### TASK BRIEF
Reproduce each of the rows below verbatim, keeping every character and line unchanged.
# START OF INFORMATION SHOWN
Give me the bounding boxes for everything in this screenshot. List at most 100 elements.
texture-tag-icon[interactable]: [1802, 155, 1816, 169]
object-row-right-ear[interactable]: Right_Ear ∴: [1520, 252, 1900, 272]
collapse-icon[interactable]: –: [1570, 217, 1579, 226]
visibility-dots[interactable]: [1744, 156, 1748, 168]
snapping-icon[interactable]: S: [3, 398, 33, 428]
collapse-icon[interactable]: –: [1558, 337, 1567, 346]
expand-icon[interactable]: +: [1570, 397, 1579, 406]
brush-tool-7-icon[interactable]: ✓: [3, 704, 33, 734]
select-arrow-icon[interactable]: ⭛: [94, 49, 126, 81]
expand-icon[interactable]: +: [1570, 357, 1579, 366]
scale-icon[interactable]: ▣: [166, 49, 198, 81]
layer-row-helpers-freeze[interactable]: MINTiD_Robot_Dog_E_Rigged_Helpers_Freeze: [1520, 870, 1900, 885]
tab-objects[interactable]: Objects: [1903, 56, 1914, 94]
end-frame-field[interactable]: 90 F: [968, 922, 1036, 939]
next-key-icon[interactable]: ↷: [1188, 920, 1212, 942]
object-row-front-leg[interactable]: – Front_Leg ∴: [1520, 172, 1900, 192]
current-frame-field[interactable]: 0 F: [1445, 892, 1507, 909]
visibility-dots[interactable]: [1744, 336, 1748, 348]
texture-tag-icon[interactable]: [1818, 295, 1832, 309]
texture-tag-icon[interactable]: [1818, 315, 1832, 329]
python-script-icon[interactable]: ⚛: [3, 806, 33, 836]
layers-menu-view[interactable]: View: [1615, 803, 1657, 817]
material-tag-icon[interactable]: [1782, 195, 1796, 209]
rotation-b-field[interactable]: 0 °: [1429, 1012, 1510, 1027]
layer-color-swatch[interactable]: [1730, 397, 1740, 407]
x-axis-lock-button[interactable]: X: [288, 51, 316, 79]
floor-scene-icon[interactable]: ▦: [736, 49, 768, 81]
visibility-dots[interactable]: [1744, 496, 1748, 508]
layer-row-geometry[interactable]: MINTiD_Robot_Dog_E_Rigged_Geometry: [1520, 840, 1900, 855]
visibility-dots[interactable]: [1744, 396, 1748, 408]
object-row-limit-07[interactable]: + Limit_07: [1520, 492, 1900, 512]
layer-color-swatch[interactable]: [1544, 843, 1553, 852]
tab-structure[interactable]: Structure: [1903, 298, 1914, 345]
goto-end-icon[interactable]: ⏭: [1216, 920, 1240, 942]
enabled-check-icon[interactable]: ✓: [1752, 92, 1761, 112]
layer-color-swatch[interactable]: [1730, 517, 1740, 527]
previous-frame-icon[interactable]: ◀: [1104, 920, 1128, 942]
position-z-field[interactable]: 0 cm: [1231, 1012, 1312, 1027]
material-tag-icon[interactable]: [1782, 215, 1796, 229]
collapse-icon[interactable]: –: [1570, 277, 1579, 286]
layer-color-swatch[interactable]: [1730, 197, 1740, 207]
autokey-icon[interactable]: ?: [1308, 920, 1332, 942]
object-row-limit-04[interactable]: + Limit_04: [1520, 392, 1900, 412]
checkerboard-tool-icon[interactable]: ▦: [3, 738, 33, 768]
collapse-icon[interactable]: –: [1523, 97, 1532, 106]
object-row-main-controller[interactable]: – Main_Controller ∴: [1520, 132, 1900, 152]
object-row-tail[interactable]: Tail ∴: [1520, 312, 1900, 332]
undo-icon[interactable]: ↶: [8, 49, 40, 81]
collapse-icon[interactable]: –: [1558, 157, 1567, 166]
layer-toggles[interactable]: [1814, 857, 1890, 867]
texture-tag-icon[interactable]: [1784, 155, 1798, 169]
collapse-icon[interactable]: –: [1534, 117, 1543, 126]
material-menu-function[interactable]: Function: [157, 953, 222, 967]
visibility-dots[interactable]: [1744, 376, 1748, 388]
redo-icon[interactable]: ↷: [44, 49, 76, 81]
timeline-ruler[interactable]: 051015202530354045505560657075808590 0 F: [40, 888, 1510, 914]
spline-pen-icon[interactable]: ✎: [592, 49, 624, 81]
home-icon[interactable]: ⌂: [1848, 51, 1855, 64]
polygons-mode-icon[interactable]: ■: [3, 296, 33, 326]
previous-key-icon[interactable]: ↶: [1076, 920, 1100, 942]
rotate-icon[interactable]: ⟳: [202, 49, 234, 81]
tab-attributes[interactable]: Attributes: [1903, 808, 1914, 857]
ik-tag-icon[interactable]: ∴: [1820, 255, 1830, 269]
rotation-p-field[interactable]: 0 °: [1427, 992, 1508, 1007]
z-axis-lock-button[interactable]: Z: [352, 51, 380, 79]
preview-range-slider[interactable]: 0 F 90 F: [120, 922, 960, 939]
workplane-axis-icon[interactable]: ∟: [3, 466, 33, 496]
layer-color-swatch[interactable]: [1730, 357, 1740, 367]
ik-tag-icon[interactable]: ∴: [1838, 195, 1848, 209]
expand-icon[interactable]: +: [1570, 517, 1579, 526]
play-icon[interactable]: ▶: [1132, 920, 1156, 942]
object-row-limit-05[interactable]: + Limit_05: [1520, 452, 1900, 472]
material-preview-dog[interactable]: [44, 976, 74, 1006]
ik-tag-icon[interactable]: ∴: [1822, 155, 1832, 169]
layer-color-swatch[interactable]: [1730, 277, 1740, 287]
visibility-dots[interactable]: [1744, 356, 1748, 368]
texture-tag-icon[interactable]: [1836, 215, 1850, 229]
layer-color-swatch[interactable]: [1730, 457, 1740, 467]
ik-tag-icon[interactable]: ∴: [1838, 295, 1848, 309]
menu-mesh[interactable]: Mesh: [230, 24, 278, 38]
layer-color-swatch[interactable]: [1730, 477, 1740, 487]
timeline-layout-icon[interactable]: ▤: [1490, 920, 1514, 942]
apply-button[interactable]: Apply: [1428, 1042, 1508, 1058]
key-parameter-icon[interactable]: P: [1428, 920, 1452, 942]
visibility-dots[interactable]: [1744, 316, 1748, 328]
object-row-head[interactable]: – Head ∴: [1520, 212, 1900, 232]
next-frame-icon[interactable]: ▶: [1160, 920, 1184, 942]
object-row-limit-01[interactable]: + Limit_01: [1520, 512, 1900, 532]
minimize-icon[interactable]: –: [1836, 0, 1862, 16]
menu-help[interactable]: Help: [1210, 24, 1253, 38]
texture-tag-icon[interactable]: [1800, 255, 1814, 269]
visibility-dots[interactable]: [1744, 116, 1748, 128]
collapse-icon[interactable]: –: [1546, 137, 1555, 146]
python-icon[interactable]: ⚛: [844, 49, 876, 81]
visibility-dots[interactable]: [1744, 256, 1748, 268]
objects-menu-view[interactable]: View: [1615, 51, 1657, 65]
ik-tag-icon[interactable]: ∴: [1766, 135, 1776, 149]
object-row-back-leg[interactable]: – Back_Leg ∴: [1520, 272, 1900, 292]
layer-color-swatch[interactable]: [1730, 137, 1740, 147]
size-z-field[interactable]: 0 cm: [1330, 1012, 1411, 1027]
# END OF INFORMATION SHOWN
### EXERCISE RESPONSE
Give me the bounding boxes for everything in this screenshot. List at most 100 elements.
texture-tag-icon[interactable]: [1802, 155, 1816, 169]
object-row-right-ear[interactable]: Right_Ear ∴: [1520, 252, 1900, 272]
collapse-icon[interactable]: –: [1570, 217, 1579, 226]
visibility-dots[interactable]: [1744, 156, 1748, 168]
snapping-icon[interactable]: S: [3, 398, 33, 428]
collapse-icon[interactable]: –: [1558, 337, 1567, 346]
expand-icon[interactable]: +: [1570, 397, 1579, 406]
brush-tool-7-icon[interactable]: ✓: [3, 704, 33, 734]
select-arrow-icon[interactable]: ⭛: [94, 49, 126, 81]
expand-icon[interactable]: +: [1570, 357, 1579, 366]
scale-icon[interactable]: ▣: [166, 49, 198, 81]
layer-row-helpers-freeze[interactable]: MINTiD_Robot_Dog_E_Rigged_Helpers_Freeze: [1520, 870, 1900, 885]
tab-objects[interactable]: Objects: [1903, 56, 1914, 94]
end-frame-field[interactable]: 90 F: [968, 922, 1036, 939]
next-key-icon[interactable]: ↷: [1188, 920, 1212, 942]
object-row-front-leg[interactable]: – Front_Leg ∴: [1520, 172, 1900, 192]
current-frame-field[interactable]: 0 F: [1445, 892, 1507, 909]
visibility-dots[interactable]: [1744, 336, 1748, 348]
texture-tag-icon[interactable]: [1818, 295, 1832, 309]
texture-tag-icon[interactable]: [1818, 315, 1832, 329]
python-script-icon[interactable]: ⚛: [3, 806, 33, 836]
layers-menu-view[interactable]: View: [1615, 803, 1657, 817]
material-tag-icon[interactable]: [1782, 195, 1796, 209]
rotation-b-field[interactable]: 0 °: [1429, 1012, 1510, 1027]
layer-color-swatch[interactable]: [1730, 397, 1740, 407]
x-axis-lock-button[interactable]: X: [288, 51, 316, 79]
floor-scene-icon[interactable]: ▦: [736, 49, 768, 81]
visibility-dots[interactable]: [1744, 496, 1748, 508]
layer-row-geometry[interactable]: MINTiD_Robot_Dog_E_Rigged_Geometry: [1520, 840, 1900, 855]
visibility-dots[interactable]: [1744, 396, 1748, 408]
object-row-limit-07[interactable]: + Limit_07: [1520, 492, 1900, 512]
layer-color-swatch[interactable]: [1544, 843, 1553, 852]
tab-structure[interactable]: Structure: [1903, 298, 1914, 345]
goto-end-icon[interactable]: ⏭: [1216, 920, 1240, 942]
enabled-check-icon[interactable]: ✓: [1752, 92, 1761, 112]
layer-color-swatch[interactable]: [1730, 517, 1740, 527]
previous-frame-icon[interactable]: ◀: [1104, 920, 1128, 942]
position-z-field[interactable]: 0 cm: [1231, 1012, 1312, 1027]
material-tag-icon[interactable]: [1782, 215, 1796, 229]
collapse-icon[interactable]: –: [1570, 277, 1579, 286]
layer-color-swatch[interactable]: [1730, 197, 1740, 207]
autokey-icon[interactable]: ?: [1308, 920, 1332, 942]
object-row-limit-04[interactable]: + Limit_04: [1520, 392, 1900, 412]
checkerboard-tool-icon[interactable]: ▦: [3, 738, 33, 768]
collapse-icon[interactable]: –: [1523, 97, 1532, 106]
object-row-main-controller[interactable]: – Main_Controller ∴: [1520, 132, 1900, 152]
object-row-tail[interactable]: Tail ∴: [1520, 312, 1900, 332]
undo-icon[interactable]: ↶: [8, 49, 40, 81]
collapse-icon[interactable]: –: [1558, 157, 1567, 166]
layer-toggles[interactable]: [1814, 857, 1890, 867]
texture-tag-icon[interactable]: [1784, 155, 1798, 169]
collapse-icon[interactable]: –: [1534, 117, 1543, 126]
material-menu-function[interactable]: Function: [157, 953, 222, 967]
visibility-dots[interactable]: [1744, 376, 1748, 388]
redo-icon[interactable]: ↷: [44, 49, 76, 81]
timeline-ruler[interactable]: 051015202530354045505560657075808590 0 F: [40, 888, 1510, 914]
spline-pen-icon[interactable]: ✎: [592, 49, 624, 81]
home-icon[interactable]: ⌂: [1848, 51, 1855, 64]
polygons-mode-icon[interactable]: ■: [3, 296, 33, 326]
previous-key-icon[interactable]: ↶: [1076, 920, 1100, 942]
rotate-icon[interactable]: ⟳: [202, 49, 234, 81]
tab-attributes[interactable]: Attributes: [1903, 808, 1914, 857]
ik-tag-icon[interactable]: ∴: [1820, 255, 1830, 269]
rotation-p-field[interactable]: 0 °: [1427, 992, 1508, 1007]
z-axis-lock-button[interactable]: Z: [352, 51, 380, 79]
preview-range-slider[interactable]: 0 F 90 F: [120, 922, 960, 939]
workplane-axis-icon[interactable]: ∟: [3, 466, 33, 496]
layer-color-swatch[interactable]: [1730, 357, 1740, 367]
ik-tag-icon[interactable]: ∴: [1838, 195, 1848, 209]
expand-icon[interactable]: +: [1570, 517, 1579, 526]
play-icon[interactable]: ▶: [1132, 920, 1156, 942]
object-row-limit-05[interactable]: + Limit_05: [1520, 452, 1900, 472]
material-preview-dog[interactable]: [44, 976, 74, 1006]
ik-tag-icon[interactable]: ∴: [1822, 155, 1832, 169]
layer-color-swatch[interactable]: [1730, 277, 1740, 287]
visibility-dots[interactable]: [1744, 356, 1748, 368]
texture-tag-icon[interactable]: [1836, 215, 1850, 229]
layer-color-swatch[interactable]: [1730, 457, 1740, 467]
ik-tag-icon[interactable]: ∴: [1838, 295, 1848, 309]
menu-mesh[interactable]: Mesh: [230, 24, 278, 38]
layer-color-swatch[interactable]: [1730, 477, 1740, 487]
timeline-layout-icon[interactable]: ▤: [1490, 920, 1514, 942]
apply-button[interactable]: Apply: [1428, 1042, 1508, 1058]
key-parameter-icon[interactable]: P: [1428, 920, 1452, 942]
visibility-dots[interactable]: [1744, 316, 1748, 328]
object-row-head[interactable]: – Head ∴: [1520, 212, 1900, 232]
next-frame-icon[interactable]: ▶: [1160, 920, 1184, 942]
object-row-limit-01[interactable]: + Limit_01: [1520, 512, 1900, 532]
minimize-icon[interactable]: –: [1836, 0, 1862, 16]
menu-help[interactable]: Help: [1210, 24, 1253, 38]
texture-tag-icon[interactable]: [1800, 255, 1814, 269]
visibility-dots[interactable]: [1744, 116, 1748, 128]
collapse-icon[interactable]: –: [1546, 137, 1555, 146]
python-icon[interactable]: ⚛: [844, 49, 876, 81]
visibility-dots[interactable]: [1744, 256, 1748, 268]
objects-menu-view[interactable]: View: [1615, 51, 1657, 65]
ik-tag-icon[interactable]: ∴: [1766, 135, 1776, 149]
object-row-back-leg[interactable]: – Back_Leg ∴: [1520, 272, 1900, 292]
layer-color-swatch[interactable]: [1730, 137, 1740, 147]
size-z-field[interactable]: 0 cm: [1330, 1012, 1411, 1027]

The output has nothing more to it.